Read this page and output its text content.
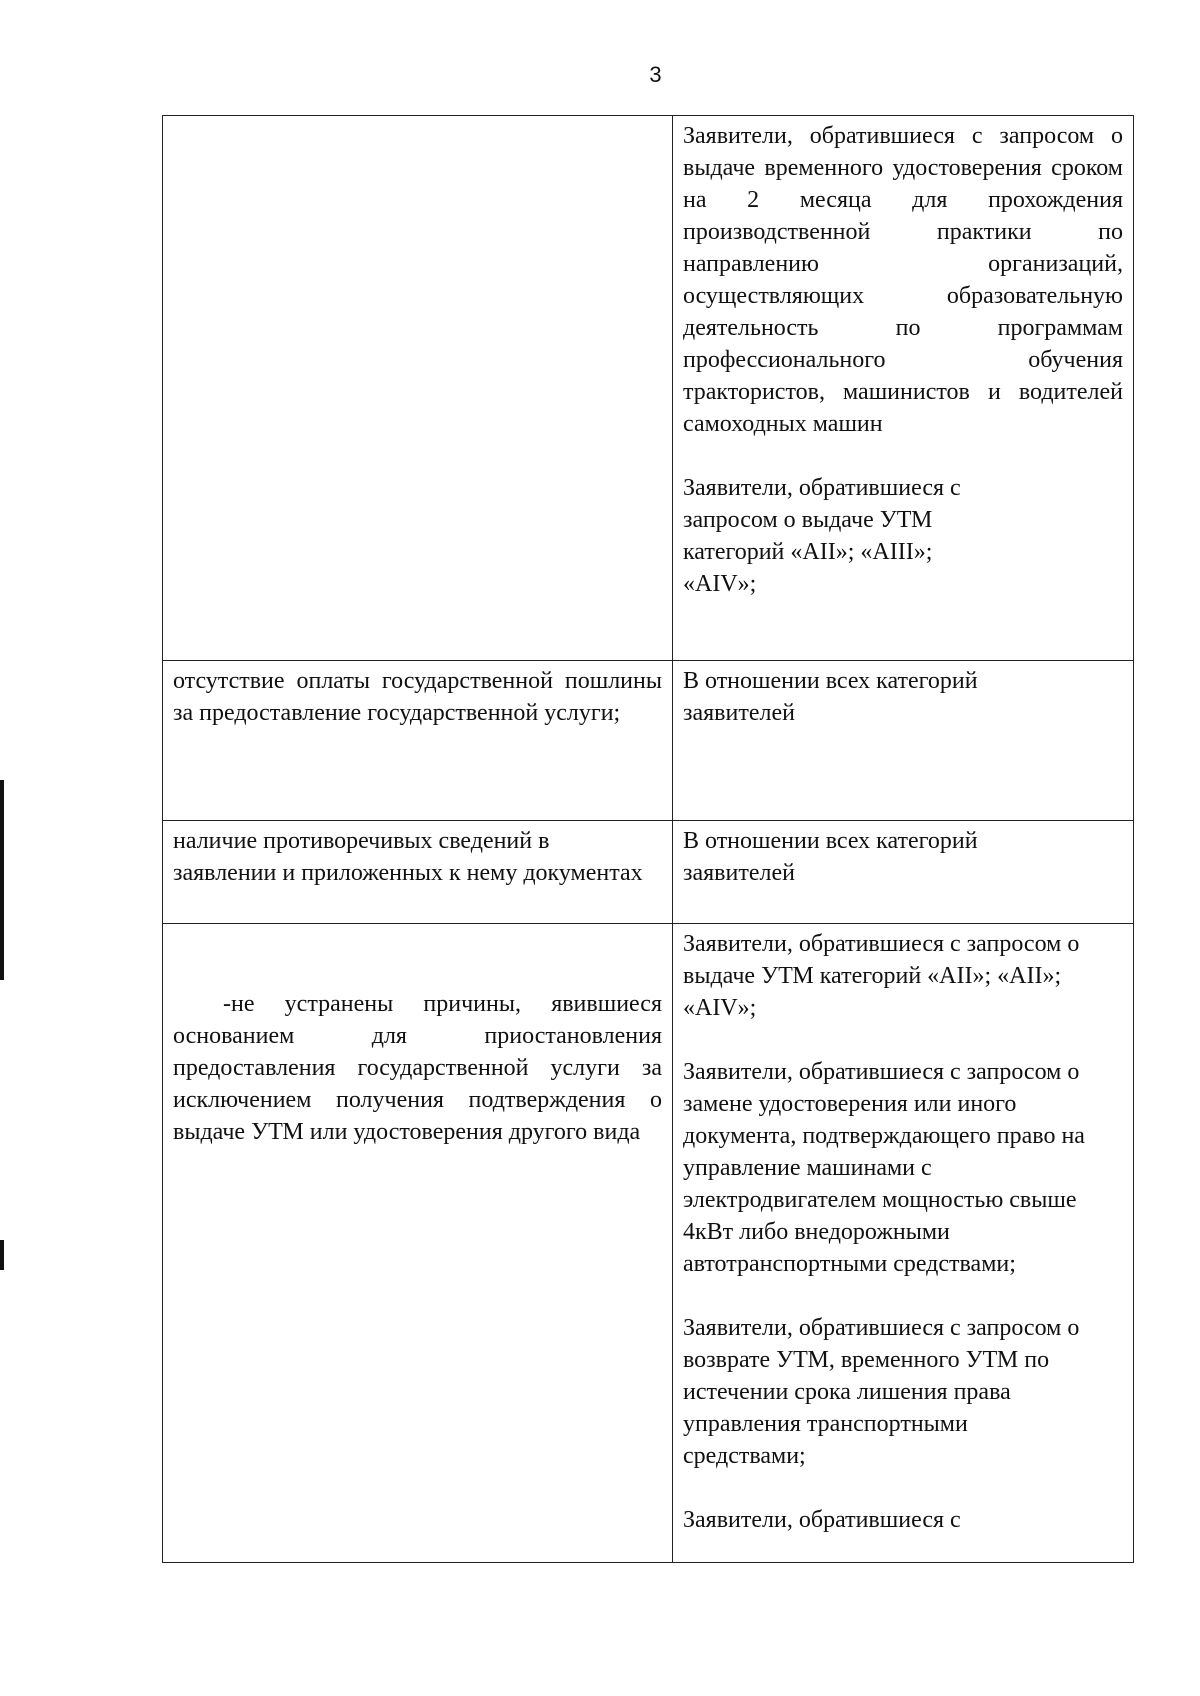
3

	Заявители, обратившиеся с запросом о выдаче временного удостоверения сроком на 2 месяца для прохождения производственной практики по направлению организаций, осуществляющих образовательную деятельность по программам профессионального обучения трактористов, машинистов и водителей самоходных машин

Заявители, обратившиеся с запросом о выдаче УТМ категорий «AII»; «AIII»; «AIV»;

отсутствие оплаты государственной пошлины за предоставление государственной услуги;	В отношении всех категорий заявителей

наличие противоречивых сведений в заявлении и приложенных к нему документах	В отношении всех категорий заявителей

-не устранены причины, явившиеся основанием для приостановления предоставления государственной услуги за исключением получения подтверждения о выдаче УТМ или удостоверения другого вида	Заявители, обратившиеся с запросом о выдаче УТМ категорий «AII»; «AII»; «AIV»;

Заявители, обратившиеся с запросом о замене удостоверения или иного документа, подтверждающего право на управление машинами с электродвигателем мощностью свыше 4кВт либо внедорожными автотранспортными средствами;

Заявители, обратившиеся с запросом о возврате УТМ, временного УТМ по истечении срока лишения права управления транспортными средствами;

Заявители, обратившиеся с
---*---
Set down every record once more, word for word, without pictures.

Read this page and output its text content.
3

	Заявители, обратившиеся с запросом о выдаче временного удостоверения сроком на 2 месяца для прохождения производственной практики по направлению организаций, осуществляющих образовательную деятельность по программам профессионального обучения трактористов, машинистов и водителей самоходных машин

Заявители, обратившиеся с запросом о выдаче УТМ категорий «AII»; «AIII»; «AIV»;

отсутствие оплаты государственной пошлины за предоставление государственной услуги;	В отношении всех категорий заявителей

наличие противоречивых сведений в заявлении и приложенных к нему документах	В отношении всех категорий заявителей

-не устранены причины, явившиеся основанием для приостановления предоставления государственной услуги за исключением получения подтверждения о выдаче УТМ или удостоверения другого вида	Заявители, обратившиеся с запросом о выдаче УТМ категорий «AII»; «AII»; «AIV»;

Заявители, обратившиеся с запросом о замене удостоверения или иного документа, подтверждающего право на управление машинами с электродвигателем мощностью свыше 4кВт либо внедорожными автотранспортными средствами;

Заявители, обратившиеся с запросом о возврате УТМ, временного УТМ по истечении срока лишения права управления транспортными средствами;

Заявители, обратившиеся с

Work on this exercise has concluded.